== What to do ==
Filter these entries so that only lines with the word "this" remain.

◆ ◆ ◆

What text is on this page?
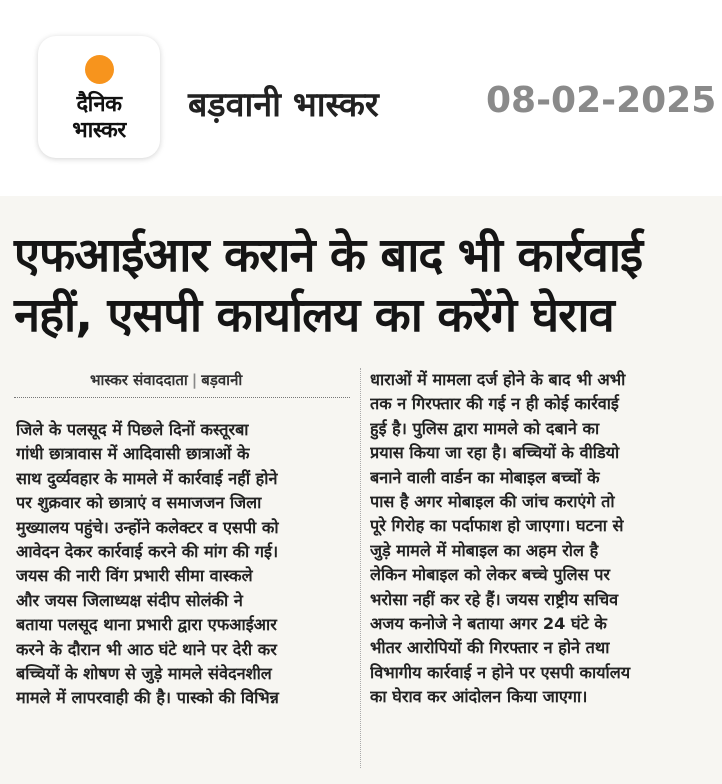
दैनिक
भास्कर
बड़वानी भास्कर	08-02-2025
एफआईआर कराने के बाद भी कार्रवाई
नहीं, एसपी कार्यालय का करेंगे घेराव
भास्कर संवाददाता | बड़वानी
जिले के पलसूद में पिछले दिनों कस्तूरबा
गांधी छात्रावास में आदिवासी छात्राओं के
साथ दुर्व्यवहार के मामले में कार्रवाई नहीं होने
पर शुक्रवार को छात्राएं व समाजजन जिला
मुख्यालय पहुंचे। उन्होंने कलेक्टर व एसपी को
आवेदन देकर कार्रवाई करने की मांग की गई।
जयस की नारी विंग प्रभारी सीमा वास्कले
और जयस जिलाध्यक्ष संदीप सोलंकी ने
बताया पलसूद थाना प्रभारी द्वारा एफआईआर
करने के दौरान भी आठ घंटे थाने पर देरी कर
बच्चियों के शोषण से जुड़े मामले संवेदनशील
मामले में लापरवाही की है। पास्को की विभिन्न
धाराओं में मामला दर्ज होने के बाद भी अभी
तक न गिरफ्तार की गई न ही कोई कार्रवाई
हुई है। पुलिस द्वारा मामले को दबाने का
प्रयास किया जा रहा है। बच्चियों के वीडियो
बनाने वाली वार्डन का मोबाइल बच्चों के
पास है अगर मोबाइल की जांच कराएंगे तो
पूरे गिरोह का पर्दाफाश हो जाएगा। घटना से
जुड़े मामले में मोबाइल का अहम रोल है
लेकिन मोबाइल को लेकर बच्चे पुलिस पर
भरोसा नहीं कर रहे हैं। जयस राष्ट्रीय सचिव
अजय कनोजे ने बताया अगर 24 घंटे के
भीतर आरोपियों की गिरफ्तार न होने तथा
विभागीय कार्रवाई न होने पर एसपी कार्यालय
का घेराव कर आंदोलन किया जाएगा।
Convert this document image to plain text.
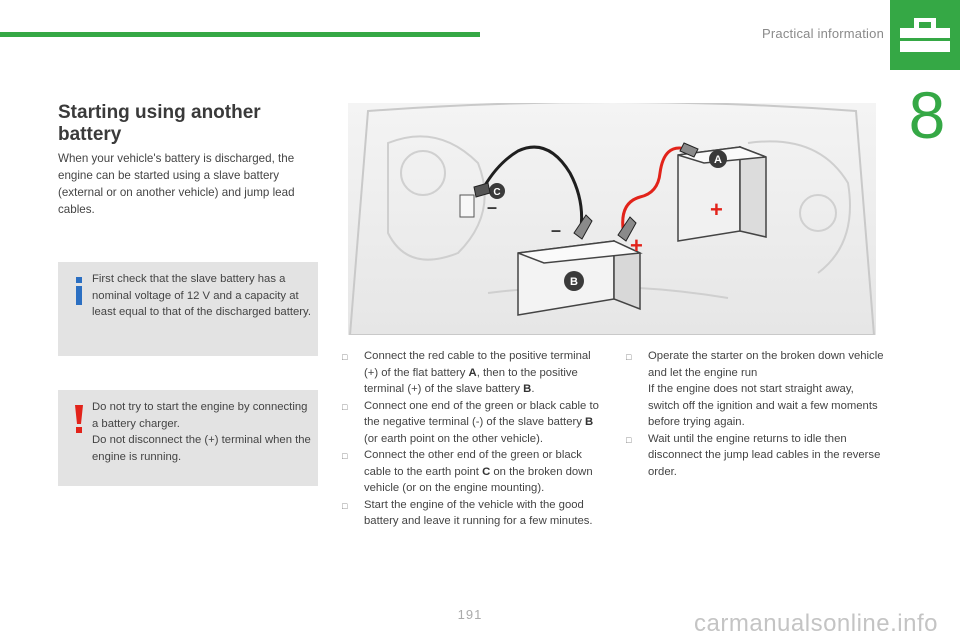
Practical information
8
Starting using another battery
When your vehicle's battery is discharged, the engine can be started using a slave battery (external or on another vehicle) and jump lead cables.
First check that the slave battery has a nominal voltage of 12 V and a capacity at least equal to that of the discharged battery.
Do not try to start the engine by connecting a battery charger.
Do not disconnect the (+) terminal when the engine is running.
A
B
C
–
–
+
+
□	Connect the red cable to the positive terminal (+) of the flat battery A, then to the positive terminal (+) of the slave battery B.
□	Connect one end of the green or black cable to the negative terminal (-) of the slave battery B (or earth point on the other vehicle).
□	Connect the other end of the green or black cable to the earth point C on the broken down vehicle (or on the engine mounting).
□	Start the engine of the vehicle with the good battery and leave it running for a few minutes.
□	Operate the starter on the broken down vehicle and let the engine run
If the engine does not start straight away, switch off the ignition and wait a few moments before trying again.
□	Wait until the engine returns to idle then disconnect the jump lead cables in the reverse order.
191	carmanualsonline.info
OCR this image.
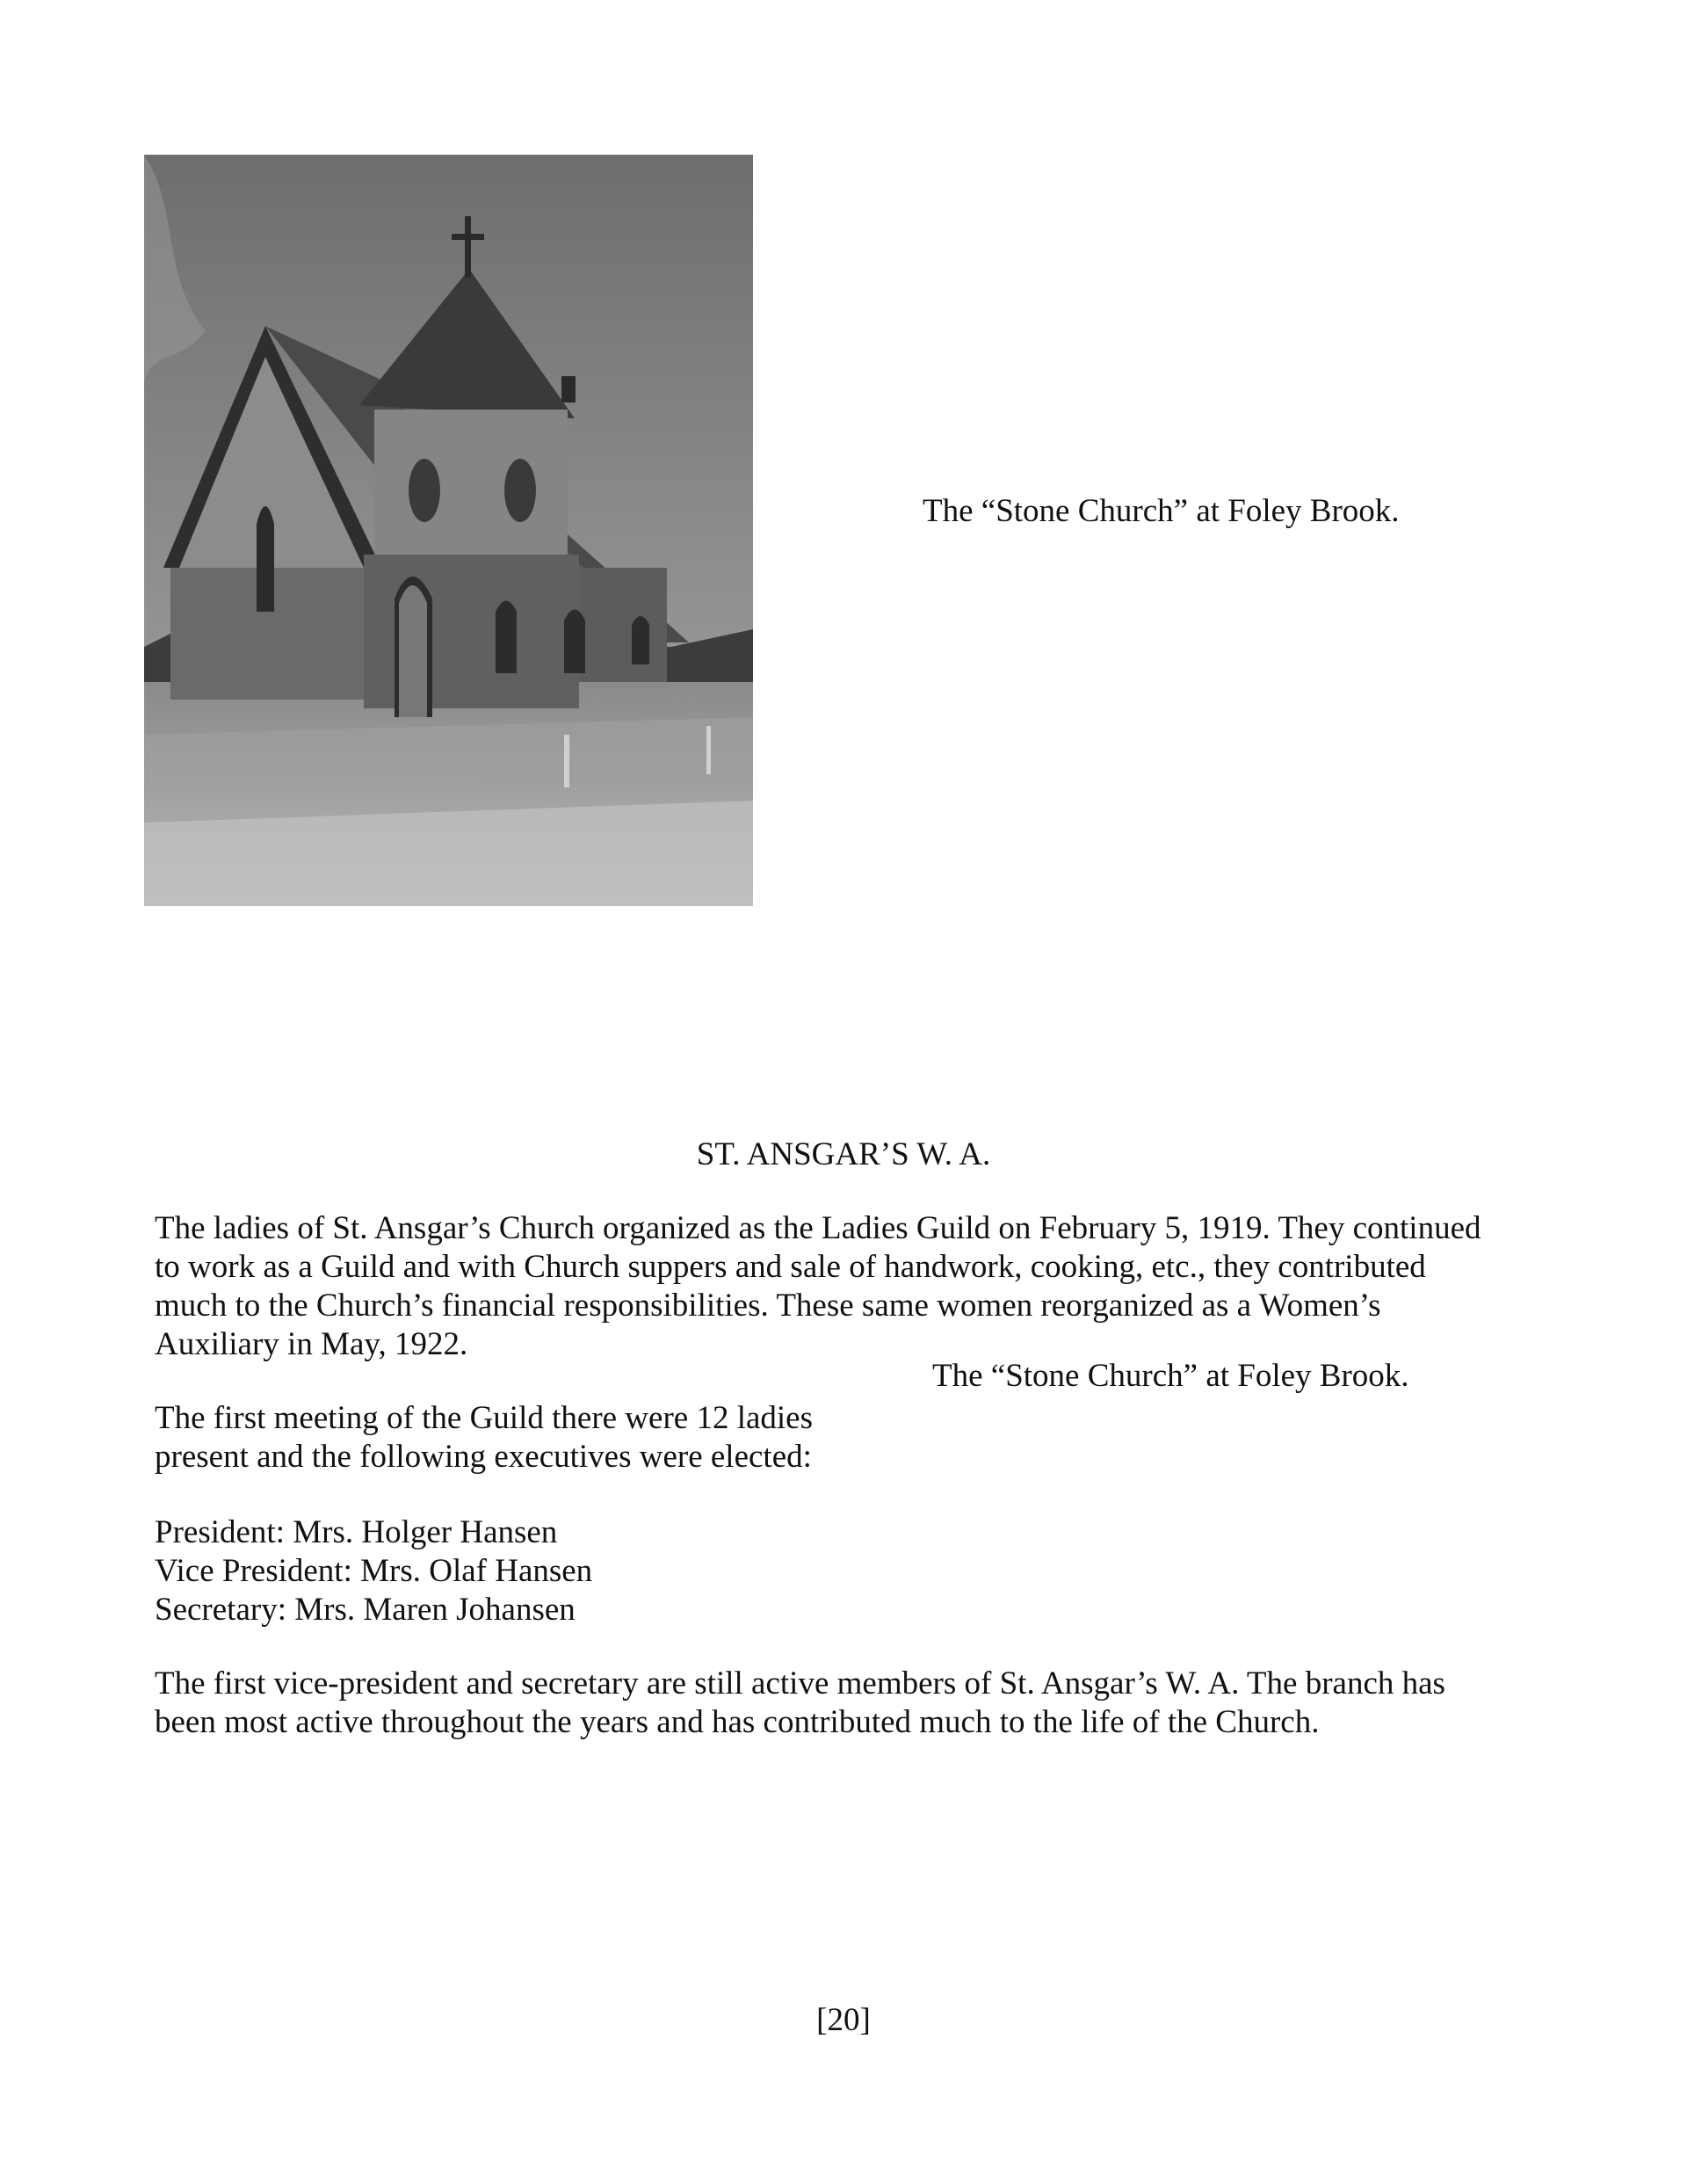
The “Stone Church” at Foley Brook.
ST. ANSGAR’S W. A.

The ladies of St. Ansgar’s Church organized as the Ladies Guild on February 5, 1919. They continued
to work as a Guild and with Church suppers and sale of handwork, cooking, etc., they contributed
much to the Church’s financial responsibilities. These same women reorganized as a Women’s
Auxiliary in May, 1922.

The “Stone Church” at Foley Brook.

The first meeting of the Guild there were 12 ladies
present and the following executives were elected:

President: Mrs. Holger Hansen
Vice President: Mrs. Olaf Hansen
Secretary: Mrs. Maren Johansen

The first vice-president and secretary are still active members of St. Ansgar’s W. A. The branch has
been most active throughout the years and has contributed much to the life of the Church.

[20]
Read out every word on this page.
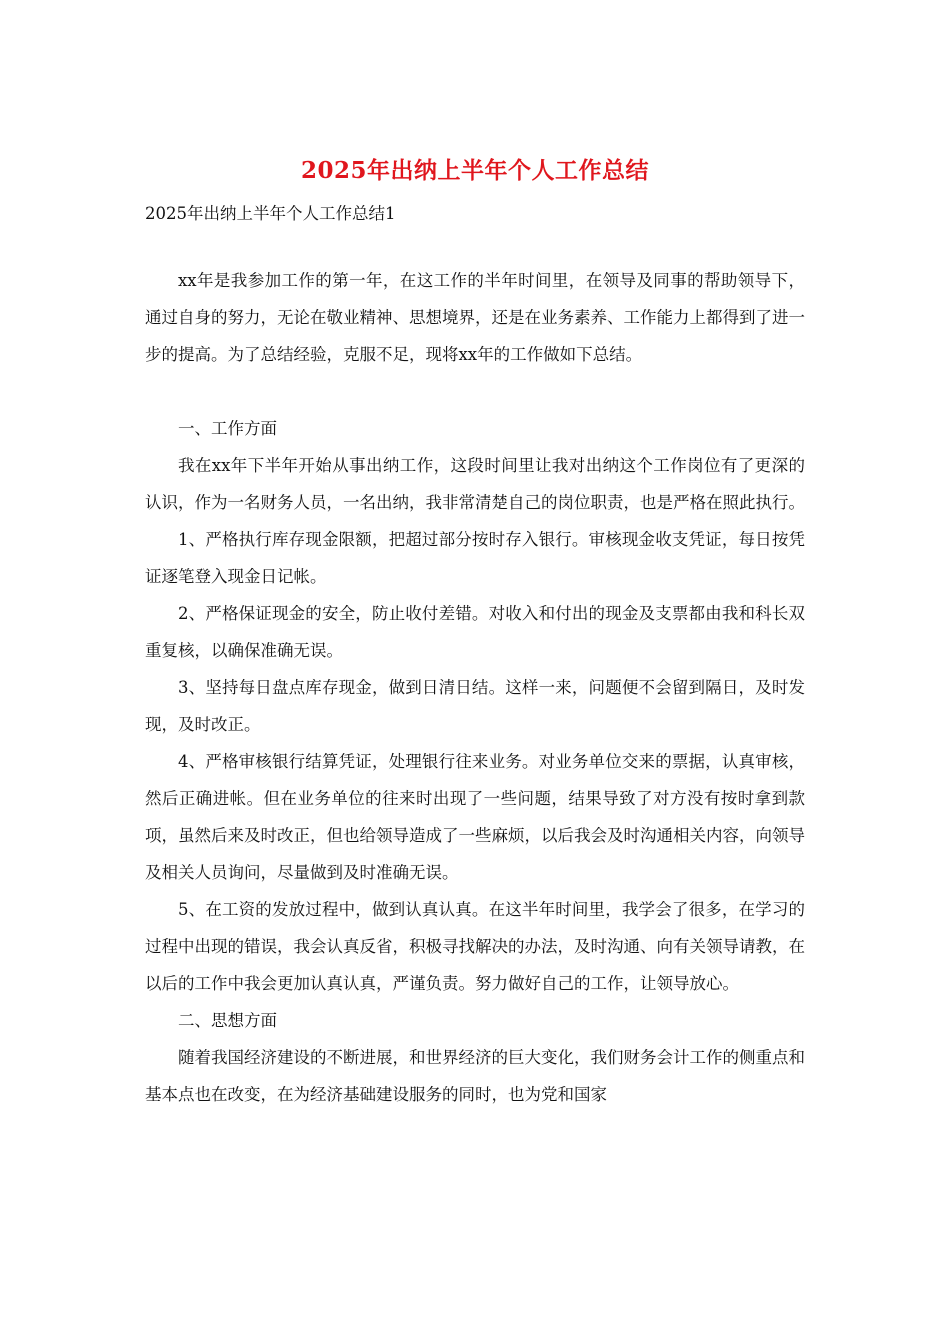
2025年出纳上半年个人工作总结
2025年出纳上半年个人工作总结1

xx年是我参加工作的第一年，在这工作的半年时间里，在领导及同事的帮助领导下，通过自身的努力，无论在敬业精神、思想境界，还是在业务素养、工作能力上都得到了进一步的提高。为了总结经验，克服不足，现将xx年的工作做如下总结。

一、工作方面

我在xx年下半年开始从事出纳工作，这段时间里让我对出纳这个工作岗位有了更深的认识，作为一名财务人员，一名出纳，我非常清楚自己的岗位职责，也是严格在照此执行。

1、严格执行库存现金限额，把超过部分按时存入银行。审核现金收支凭证，每日按凭证逐笔登入现金日记帐。

2、严格保证现金的安全，防止收付差错。对收入和付出的现金及支票都由我和科长双重复核，以确保准确无误。

3、坚持每日盘点库存现金，做到日清日结。这样一来，问题便不会留到隔日，及时发现，及时改正。

4、严格审核银行结算凭证，处理银行往来业务。对业务单位交来的票据，认真审核，然后正确进帐。但在业务单位的往来时出现了一些问题，结果导致了对方没有按时拿到款项，虽然后来及时改正，但也给领导造成了一些麻烦，以后我会及时沟通相关内容，向领导及相关人员询问，尽量做到及时准确无误。

5、在工资的发放过程中，做到认真认真。在这半年时间里，我学会了很多，在学习的过程中出现的错误，我会认真反省，积极寻找解决的办法，及时沟通、向有关领导请教，在以后的工作中我会更加认真认真，严谨负责。努力做好自己的工作，让领导放心。

二、思想方面

随着我国经济建设的不断进展，和世界经济的巨大变化，我们财务会计工作的侧重点和基本点也在改变，在为经济基础建设服务的同时，也为党和国家
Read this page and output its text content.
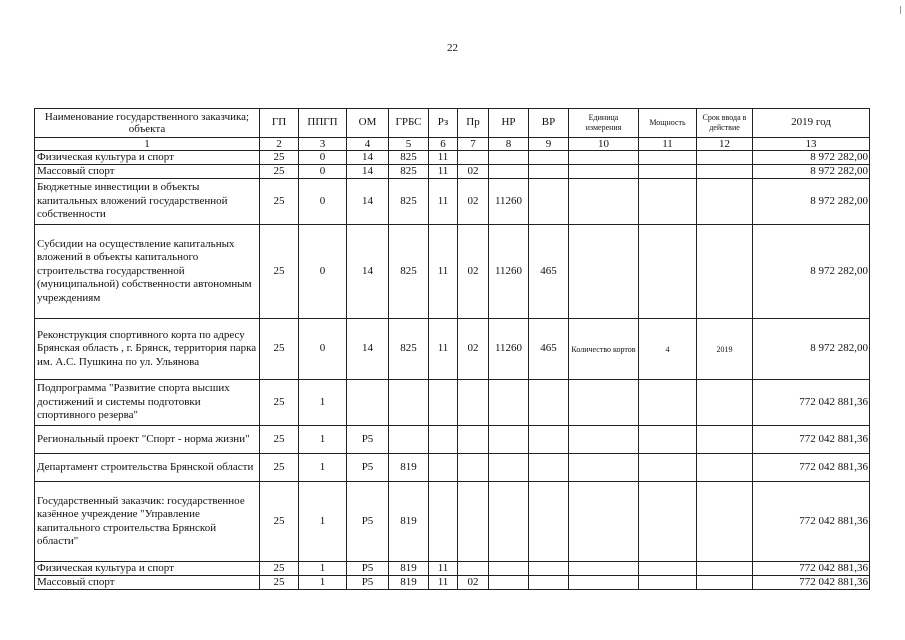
22
Наименование государственного заказчика; объекта	ГП	ППГП	ОМ	ГРБС	Рз	Пр	НР	ВР	Единица измерения	Мощность	Срок ввода в действие	2019 год
1	2	3	4	5	6	7	8	9	10	11	12	13
Физическая культура и спорт	25	0	14	825	11							8 972 282,00
Массовый спорт	25	0	14	825	11	02						8 972 282,00
Бюджетные инвестиции в объекты капитальных вложений государственной собственности	25	0	14	825	11	02	11260					8 972 282,00
Субсидии на осуществление капитальных вложений в объекты капитального строительства государственной (муниципальной) собственности автономным учреждениям	25	0	14	825	11	02	11260	465				8 972 282,00
Реконструкция спортивного корта по адресу Брянская область , г. Брянск, территория парка им. А.С. Пушкина по ул. Ульянова	25	0	14	825	11	02	11260	465	Количество кортов	4	2019	8 972 282,00
Подпрограмма "Развитие спорта высших достижений и системы подготовки спортивного резерва"	25	1										772 042 881,36
Региональный проект "Спорт - норма жизни"	25	1	P5									772 042 881,36
Департамент строительства Брянской области	25	1	P5	819								772 042 881,36
Государственный заказчик: государственное казённое учреждение "Управление капитального строительства Брянской области"	25	1	P5	819								772 042 881,36
Физическая культура и спорт	25	1	P5	819	11							772 042 881,36
Массовый спорт	25	1	P5	819	11	02						772 042 881,36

◆ ◆ ◆

== Exercise result ==
What text is on this page?
Convert this document image to plain text.
OCR this image.
Read out every word on this page.
Read this page and output its text content.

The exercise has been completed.